Records

────────────────────

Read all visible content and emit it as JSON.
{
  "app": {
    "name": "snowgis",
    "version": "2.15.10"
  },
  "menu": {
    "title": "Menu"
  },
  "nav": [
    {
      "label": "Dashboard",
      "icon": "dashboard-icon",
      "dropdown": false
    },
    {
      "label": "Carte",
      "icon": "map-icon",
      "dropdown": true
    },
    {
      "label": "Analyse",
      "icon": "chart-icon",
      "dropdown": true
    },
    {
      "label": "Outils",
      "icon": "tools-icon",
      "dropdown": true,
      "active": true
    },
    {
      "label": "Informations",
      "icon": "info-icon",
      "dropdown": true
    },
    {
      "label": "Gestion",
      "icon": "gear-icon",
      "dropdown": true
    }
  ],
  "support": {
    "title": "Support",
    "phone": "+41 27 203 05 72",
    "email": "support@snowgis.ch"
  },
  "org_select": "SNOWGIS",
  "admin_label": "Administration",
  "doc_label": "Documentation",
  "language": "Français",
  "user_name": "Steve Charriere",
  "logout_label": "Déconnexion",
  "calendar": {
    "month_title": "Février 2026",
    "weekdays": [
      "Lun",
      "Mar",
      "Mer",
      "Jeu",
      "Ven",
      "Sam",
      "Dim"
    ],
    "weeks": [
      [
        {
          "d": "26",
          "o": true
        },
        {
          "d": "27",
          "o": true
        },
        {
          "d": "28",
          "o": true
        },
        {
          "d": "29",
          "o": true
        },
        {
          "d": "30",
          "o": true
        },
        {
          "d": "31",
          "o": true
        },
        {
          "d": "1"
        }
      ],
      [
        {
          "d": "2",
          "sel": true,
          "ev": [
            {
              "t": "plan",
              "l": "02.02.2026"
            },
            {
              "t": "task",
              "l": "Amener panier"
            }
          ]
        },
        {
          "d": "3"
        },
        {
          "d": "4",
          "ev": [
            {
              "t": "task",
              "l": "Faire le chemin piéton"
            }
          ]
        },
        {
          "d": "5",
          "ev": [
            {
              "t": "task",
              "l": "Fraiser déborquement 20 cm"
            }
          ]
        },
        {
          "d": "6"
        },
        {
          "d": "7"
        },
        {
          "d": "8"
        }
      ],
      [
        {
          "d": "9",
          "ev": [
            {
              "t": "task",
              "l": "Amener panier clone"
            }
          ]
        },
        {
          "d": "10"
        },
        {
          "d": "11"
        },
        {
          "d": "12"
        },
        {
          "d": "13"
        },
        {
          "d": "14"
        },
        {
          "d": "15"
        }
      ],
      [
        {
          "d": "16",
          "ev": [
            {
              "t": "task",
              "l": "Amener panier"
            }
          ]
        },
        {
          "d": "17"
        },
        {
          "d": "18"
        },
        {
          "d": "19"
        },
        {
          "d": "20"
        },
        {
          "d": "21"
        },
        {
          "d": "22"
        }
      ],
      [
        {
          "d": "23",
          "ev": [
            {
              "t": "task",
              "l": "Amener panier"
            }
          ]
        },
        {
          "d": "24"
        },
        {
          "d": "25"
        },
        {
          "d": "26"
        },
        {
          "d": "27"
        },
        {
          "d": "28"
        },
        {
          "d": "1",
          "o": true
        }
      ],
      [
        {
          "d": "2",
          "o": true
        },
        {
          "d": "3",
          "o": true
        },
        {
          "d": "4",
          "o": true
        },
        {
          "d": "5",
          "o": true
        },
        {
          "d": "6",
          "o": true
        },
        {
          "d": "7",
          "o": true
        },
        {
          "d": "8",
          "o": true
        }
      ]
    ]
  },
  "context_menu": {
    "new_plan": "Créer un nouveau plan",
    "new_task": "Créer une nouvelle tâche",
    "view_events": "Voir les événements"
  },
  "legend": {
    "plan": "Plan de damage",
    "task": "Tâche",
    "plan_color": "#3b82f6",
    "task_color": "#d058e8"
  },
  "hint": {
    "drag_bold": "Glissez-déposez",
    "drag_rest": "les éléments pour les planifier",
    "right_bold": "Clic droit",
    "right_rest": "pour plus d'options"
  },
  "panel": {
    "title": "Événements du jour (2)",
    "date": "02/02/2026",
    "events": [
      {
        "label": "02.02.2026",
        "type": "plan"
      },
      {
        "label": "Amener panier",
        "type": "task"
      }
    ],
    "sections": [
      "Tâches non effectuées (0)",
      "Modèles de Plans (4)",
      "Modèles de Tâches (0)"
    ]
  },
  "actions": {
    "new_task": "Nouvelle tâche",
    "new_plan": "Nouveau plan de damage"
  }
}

────────────────────

• [Given request] Search the lines for "icon". Copy each line that has it.

• [The output]
      "icon": "dashboard-icon",
      "icon": "map-icon",
      "icon": "chart-icon",
      "icon": "tools-icon",
      "icon": "info-icon",
      "icon": "gear-icon",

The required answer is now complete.